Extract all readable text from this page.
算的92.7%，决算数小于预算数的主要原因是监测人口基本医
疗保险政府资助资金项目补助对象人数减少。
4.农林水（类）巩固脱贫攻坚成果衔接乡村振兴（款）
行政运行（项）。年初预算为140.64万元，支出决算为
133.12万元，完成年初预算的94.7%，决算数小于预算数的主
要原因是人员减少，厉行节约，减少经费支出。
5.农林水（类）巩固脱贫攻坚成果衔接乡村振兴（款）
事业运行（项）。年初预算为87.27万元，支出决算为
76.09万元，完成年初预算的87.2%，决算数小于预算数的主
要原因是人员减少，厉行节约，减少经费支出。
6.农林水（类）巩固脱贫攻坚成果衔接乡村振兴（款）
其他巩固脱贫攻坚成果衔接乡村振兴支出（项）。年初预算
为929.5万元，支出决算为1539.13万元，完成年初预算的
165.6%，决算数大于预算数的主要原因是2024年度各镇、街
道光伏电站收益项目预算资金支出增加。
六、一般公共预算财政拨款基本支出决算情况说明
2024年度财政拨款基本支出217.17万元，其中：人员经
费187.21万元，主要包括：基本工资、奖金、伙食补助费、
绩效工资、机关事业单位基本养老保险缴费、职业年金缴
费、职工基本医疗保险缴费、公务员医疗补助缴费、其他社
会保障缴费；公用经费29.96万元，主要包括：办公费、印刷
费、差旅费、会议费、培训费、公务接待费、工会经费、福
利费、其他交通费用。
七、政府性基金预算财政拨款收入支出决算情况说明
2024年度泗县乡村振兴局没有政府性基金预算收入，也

_____

• [Direction]: Pull out each record as written and restate it exactly.

• [Expected answer]:
Extract all readable text from this page.
算的92.7%，决算数小于预算数的主要原因是监测人口基本医
疗保险政府资助资金项目补助对象人数减少。
4.农林水（类）巩固脱贫攻坚成果衔接乡村振兴（款）
行政运行（项）。年初预算为140.64万元，支出决算为
133.12万元，完成年初预算的94.7%，决算数小于预算数的主
要原因是人员减少，厉行节约，减少经费支出。
5.农林水（类）巩固脱贫攻坚成果衔接乡村振兴（款）
事业运行（项）。年初预算为87.27万元，支出决算为
76.09万元，完成年初预算的87.2%，决算数小于预算数的主
要原因是人员减少，厉行节约，减少经费支出。
6.农林水（类）巩固脱贫攻坚成果衔接乡村振兴（款）
其他巩固脱贫攻坚成果衔接乡村振兴支出（项）。年初预算
为929.5万元，支出决算为1539.13万元，完成年初预算的
165.6%，决算数大于预算数的主要原因是2024年度各镇、街
道光伏电站收益项目预算资金支出增加。
六、一般公共预算财政拨款基本支出决算情况说明
2024年度财政拨款基本支出217.17万元，其中：人员经
费187.21万元，主要包括：基本工资、奖金、伙食补助费、
绩效工资、机关事业单位基本养老保险缴费、职业年金缴
费、职工基本医疗保险缴费、公务员医疗补助缴费、其他社
会保障缴费；公用经费29.96万元，主要包括：办公费、印刷
费、差旅费、会议费、培训费、公务接待费、工会经费、福
利费、其他交通费用。
七、政府性基金预算财政拨款收入支出决算情况说明
2024年度泗县乡村振兴局没有政府性基金预算收入，也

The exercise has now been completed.